- _What you should do_: Give back the full listing verbatim, apart from its images.

#### Supplied information ####

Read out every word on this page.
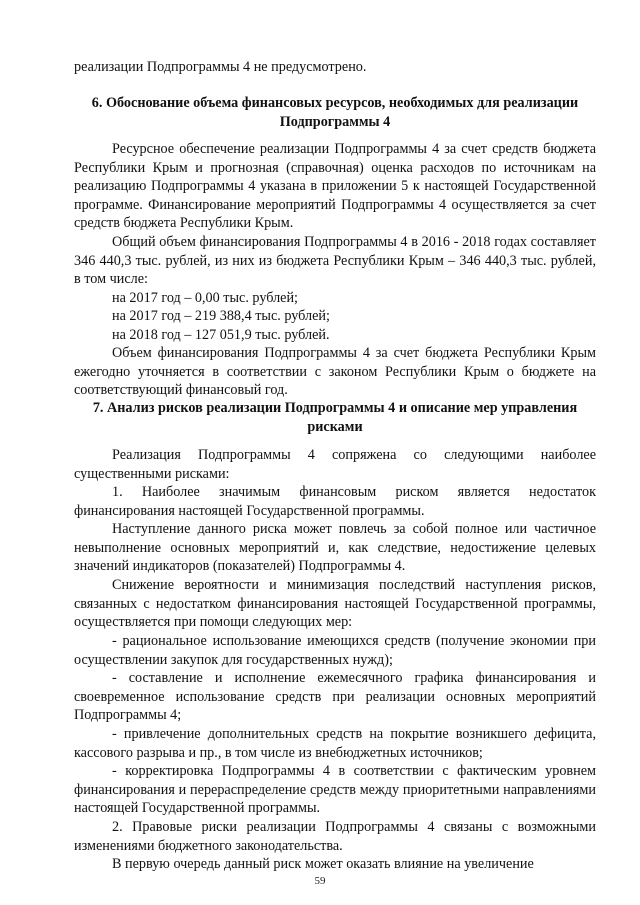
реализации Подпрограммы 4 не предусмотрено.

6. Обоснование объема финансовых ресурсов, необходимых для реализации Подпрограммы 4

Ресурсное обеспечение реализации Подпрограммы 4 за счет средств бюджета Республики Крым и прогнозная (справочная) оценка расходов по источникам на реализацию Подпрограммы 4 указана в приложении 5 к настоящей Государственной программе. Финансирование мероприятий Подпрограммы 4 осуществляется за счет средств бюджета Республики Крым.

Общий объем финансирования Подпрограммы 4 в 2016 - 2018 годах составляет 346 440,3 тыс. рублей, из них из бюджета Республики Крым – 346 440,3 тыс. рублей, в том числе:

на 2017 год – 0,00 тыс. рублей;

на 2017 год – 219 388,4 тыс. рублей;

на 2018 год – 127 051,9 тыс. рублей.

Объем финансирования Подпрограммы 4 за счет бюджета Республики Крым ежегодно уточняется в соответствии с законом Республики Крым о бюджете на соответствующий финансовый год.

7. Анализ рисков реализации Подпрограммы 4 и описание мер управления рисками

Реализация Подпрограммы 4 сопряжена со следующими наиболее существенными рисками:

1. Наиболее значимым финансовым риском является недостаток финансирования настоящей Государственной программы.

Наступление данного риска может повлечь за собой полное или частичное невыполнение основных мероприятий и, как следствие, недостижение целевых значений индикаторов (показателей) Подпрограммы 4.

Снижение вероятности и минимизация последствий наступления рисков, связанных с недостатком финансирования настоящей Государственной программы, осуществляется при помощи следующих мер:

- рациональное использование имеющихся средств (получение экономии при осуществлении закупок для государственных нужд);

- составление и исполнение ежемесячного графика финансирования и своевременное использование средств при реализации основных мероприятий Подпрограммы 4;

- привлечение дополнительных средств на покрытие возникшего дефицита, кассового разрыва и пр., в том числе из внебюджетных источников;

- корректировка Подпрограммы 4 в соответствии с фактическим уровнем финансирования и перераспределение средств между приоритетными направлениями настоящей Государственной программы.

2. Правовые риски реализации Подпрограммы 4 связаны с возможными изменениями бюджетного законодательства.

В первую очередь данный риск может оказать влияние на увеличение

59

####

- _Response for this exercise_:
Read out every word on this page.
реализации Подпрограммы 4 не предусмотрено.

6. Обоснование объема финансовых ресурсов, необходимых для реализации Подпрограммы 4

Ресурсное обеспечение реализации Подпрограммы 4 за счет средств бюджета Республики Крым и прогнозная (справочная) оценка расходов по источникам на реализацию Подпрограммы 4 указана в приложении 5 к настоящей Государственной программе. Финансирование мероприятий Подпрограммы 4 осуществляется за счет средств бюджета Республики Крым.

Общий объем финансирования Подпрограммы 4 в 2016 - 2018 годах составляет 346 440,3 тыс. рублей, из них из бюджета Республики Крым – 346 440,3 тыс. рублей, в том числе:

на 2017 год – 0,00 тыс. рублей;

на 2017 год – 219 388,4 тыс. рублей;

на 2018 год – 127 051,9 тыс. рублей.

Объем финансирования Подпрограммы 4 за счет бюджета Республики Крым ежегодно уточняется в соответствии с законом Республики Крым о бюджете на соответствующий финансовый год.

7. Анализ рисков реализации Подпрограммы 4 и описание мер управления рисками

Реализация Подпрограммы 4 сопряжена со следующими наиболее существенными рисками:

1. Наиболее значимым финансовым риском является недостаток финансирования настоящей Государственной программы.

Наступление данного риска может повлечь за собой полное или частичное невыполнение основных мероприятий и, как следствие, недостижение целевых значений индикаторов (показателей) Подпрограммы 4.

Снижение вероятности и минимизация последствий наступления рисков, связанных с недостатком финансирования настоящей Государственной программы, осуществляется при помощи следующих мер:

- рациональное использование имеющихся средств (получение экономии при осуществлении закупок для государственных нужд);

- составление и исполнение ежемесячного графика финансирования и своевременное использование средств при реализации основных мероприятий Подпрограммы 4;

- привлечение дополнительных средств на покрытие возникшего дефицита, кассового разрыва и пр., в том числе из внебюджетных источников;

- корректировка Подпрограммы 4 в соответствии с фактическим уровнем финансирования и перераспределение средств между приоритетными направлениями настоящей Государственной программы.

2. Правовые риски реализации Подпрограммы 4 связаны с возможными изменениями бюджетного законодательства.

В первую очередь данный риск может оказать влияние на увеличение

59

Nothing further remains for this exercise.